WRITTEN REQUEST: From the entries below, pull out each line where "green" appears.

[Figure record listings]
• • • •

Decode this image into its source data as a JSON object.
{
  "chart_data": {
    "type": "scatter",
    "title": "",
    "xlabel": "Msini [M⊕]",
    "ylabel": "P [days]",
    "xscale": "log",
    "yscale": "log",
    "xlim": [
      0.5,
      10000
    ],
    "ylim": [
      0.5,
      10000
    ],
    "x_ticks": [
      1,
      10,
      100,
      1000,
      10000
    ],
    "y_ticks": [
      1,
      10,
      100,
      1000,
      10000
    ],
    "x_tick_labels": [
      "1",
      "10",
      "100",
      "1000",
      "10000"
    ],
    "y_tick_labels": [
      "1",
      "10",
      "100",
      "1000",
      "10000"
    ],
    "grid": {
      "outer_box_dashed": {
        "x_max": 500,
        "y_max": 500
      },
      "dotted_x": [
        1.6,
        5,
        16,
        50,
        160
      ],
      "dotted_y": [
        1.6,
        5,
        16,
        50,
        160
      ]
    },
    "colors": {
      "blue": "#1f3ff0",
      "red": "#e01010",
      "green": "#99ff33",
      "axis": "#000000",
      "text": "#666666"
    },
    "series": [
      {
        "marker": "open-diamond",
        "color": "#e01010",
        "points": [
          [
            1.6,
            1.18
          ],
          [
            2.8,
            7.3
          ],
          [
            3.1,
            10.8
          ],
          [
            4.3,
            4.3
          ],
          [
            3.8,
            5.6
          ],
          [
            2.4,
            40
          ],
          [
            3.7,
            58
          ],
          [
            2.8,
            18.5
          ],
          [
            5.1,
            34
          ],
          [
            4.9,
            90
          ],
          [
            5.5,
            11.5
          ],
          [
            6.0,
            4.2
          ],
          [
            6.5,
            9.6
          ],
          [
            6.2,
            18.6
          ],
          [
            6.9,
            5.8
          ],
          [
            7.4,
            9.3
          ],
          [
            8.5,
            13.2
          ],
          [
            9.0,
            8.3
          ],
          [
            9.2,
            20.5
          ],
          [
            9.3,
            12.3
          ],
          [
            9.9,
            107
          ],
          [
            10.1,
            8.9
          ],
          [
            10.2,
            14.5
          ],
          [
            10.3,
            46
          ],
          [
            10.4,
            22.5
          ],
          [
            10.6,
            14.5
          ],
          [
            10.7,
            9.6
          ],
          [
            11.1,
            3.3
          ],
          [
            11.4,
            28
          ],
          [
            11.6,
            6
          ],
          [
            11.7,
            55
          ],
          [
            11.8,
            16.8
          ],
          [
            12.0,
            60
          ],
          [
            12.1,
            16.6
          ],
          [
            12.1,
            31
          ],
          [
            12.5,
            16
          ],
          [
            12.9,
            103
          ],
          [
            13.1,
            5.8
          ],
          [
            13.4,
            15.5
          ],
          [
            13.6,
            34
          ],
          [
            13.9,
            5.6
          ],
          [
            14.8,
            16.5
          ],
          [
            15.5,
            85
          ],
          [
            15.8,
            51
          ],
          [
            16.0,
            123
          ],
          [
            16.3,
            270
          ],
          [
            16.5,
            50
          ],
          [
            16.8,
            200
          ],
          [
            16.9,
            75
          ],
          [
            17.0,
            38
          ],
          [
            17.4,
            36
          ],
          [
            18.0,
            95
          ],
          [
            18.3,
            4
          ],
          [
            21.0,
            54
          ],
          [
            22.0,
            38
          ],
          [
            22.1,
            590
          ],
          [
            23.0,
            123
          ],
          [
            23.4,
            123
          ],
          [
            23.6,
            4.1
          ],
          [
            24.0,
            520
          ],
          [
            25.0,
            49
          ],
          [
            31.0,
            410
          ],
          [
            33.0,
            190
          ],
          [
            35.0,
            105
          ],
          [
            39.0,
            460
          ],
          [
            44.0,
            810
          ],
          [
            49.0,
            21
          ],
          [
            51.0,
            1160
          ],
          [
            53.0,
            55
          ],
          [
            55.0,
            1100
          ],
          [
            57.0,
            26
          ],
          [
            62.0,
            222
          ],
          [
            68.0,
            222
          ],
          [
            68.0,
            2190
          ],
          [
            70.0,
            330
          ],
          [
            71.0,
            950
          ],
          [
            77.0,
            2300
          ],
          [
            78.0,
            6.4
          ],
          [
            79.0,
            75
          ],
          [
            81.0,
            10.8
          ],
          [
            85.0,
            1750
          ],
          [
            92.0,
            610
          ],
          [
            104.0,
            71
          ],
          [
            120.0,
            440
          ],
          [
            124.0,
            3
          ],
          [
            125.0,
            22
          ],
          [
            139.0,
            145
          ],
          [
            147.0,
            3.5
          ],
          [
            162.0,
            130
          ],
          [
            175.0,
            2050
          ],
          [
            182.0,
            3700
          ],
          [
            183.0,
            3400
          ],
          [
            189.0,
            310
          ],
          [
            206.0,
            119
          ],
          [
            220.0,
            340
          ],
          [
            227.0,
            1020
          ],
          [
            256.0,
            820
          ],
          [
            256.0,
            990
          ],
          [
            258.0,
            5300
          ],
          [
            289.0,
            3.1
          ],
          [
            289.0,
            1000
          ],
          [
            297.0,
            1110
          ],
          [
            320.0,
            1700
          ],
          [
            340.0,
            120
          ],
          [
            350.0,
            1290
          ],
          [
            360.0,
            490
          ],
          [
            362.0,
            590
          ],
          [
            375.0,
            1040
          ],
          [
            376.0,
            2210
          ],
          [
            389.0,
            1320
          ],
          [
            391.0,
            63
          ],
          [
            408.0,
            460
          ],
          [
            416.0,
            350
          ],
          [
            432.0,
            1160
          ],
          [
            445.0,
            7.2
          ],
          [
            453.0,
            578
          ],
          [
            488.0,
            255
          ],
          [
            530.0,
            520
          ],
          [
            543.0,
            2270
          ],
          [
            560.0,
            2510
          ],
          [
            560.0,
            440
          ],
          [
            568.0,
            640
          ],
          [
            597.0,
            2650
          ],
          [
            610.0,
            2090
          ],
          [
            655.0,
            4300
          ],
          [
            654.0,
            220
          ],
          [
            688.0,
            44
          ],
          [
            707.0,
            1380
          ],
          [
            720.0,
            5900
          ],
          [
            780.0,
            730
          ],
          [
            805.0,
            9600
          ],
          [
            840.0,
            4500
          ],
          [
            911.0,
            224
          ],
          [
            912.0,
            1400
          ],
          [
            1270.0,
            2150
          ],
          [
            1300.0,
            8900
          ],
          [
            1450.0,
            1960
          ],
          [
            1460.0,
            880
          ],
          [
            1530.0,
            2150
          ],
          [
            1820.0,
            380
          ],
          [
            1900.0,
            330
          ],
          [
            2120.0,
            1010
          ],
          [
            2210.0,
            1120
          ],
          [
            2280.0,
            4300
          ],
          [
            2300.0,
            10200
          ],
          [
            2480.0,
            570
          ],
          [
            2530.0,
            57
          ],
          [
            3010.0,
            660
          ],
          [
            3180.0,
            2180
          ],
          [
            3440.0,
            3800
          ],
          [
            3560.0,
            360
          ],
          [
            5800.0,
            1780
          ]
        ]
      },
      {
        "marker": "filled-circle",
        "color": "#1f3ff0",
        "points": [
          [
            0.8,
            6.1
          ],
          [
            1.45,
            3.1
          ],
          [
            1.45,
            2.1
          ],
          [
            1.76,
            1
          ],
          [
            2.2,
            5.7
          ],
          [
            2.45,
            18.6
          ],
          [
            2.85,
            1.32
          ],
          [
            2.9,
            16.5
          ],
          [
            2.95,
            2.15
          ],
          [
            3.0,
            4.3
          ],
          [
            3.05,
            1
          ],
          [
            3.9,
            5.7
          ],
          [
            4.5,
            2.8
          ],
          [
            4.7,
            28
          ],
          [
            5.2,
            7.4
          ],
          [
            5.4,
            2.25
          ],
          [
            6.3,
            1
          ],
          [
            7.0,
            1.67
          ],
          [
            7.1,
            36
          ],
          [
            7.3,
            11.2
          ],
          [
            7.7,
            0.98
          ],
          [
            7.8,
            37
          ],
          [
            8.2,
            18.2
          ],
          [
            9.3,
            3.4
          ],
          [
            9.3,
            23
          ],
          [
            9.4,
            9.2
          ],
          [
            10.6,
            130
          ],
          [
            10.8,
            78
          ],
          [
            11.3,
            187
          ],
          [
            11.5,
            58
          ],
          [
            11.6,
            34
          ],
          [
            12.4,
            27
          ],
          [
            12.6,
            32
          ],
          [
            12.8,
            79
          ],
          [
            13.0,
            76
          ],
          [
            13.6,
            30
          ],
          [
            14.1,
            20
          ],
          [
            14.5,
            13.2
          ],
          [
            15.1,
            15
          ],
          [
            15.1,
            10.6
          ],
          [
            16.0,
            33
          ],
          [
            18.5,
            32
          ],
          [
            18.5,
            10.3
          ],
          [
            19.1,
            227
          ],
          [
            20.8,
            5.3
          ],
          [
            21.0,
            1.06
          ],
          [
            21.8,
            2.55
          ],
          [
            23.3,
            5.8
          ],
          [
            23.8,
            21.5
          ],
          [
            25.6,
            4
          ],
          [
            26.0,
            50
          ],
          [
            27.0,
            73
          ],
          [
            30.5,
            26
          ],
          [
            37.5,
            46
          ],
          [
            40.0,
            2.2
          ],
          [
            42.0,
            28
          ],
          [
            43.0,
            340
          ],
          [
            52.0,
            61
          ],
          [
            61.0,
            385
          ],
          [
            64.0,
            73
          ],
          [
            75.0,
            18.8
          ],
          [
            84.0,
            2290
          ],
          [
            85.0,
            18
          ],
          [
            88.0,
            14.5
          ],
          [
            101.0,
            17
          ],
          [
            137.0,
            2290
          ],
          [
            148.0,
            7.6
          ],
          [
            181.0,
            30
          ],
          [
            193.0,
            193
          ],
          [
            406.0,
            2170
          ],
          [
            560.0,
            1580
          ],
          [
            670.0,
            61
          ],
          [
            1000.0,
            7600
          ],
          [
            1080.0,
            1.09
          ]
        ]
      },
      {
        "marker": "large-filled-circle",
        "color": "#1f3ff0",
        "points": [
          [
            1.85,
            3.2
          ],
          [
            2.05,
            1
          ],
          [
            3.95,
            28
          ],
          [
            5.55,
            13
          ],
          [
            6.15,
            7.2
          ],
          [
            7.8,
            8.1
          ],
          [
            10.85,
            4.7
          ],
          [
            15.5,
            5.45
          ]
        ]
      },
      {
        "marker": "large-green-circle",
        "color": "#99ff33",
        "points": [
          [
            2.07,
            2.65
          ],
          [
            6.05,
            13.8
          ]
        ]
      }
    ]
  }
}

• • • •

EXPECTED ANSWER:
      "green": "#99ff33",
        "marker": "large-green-circle",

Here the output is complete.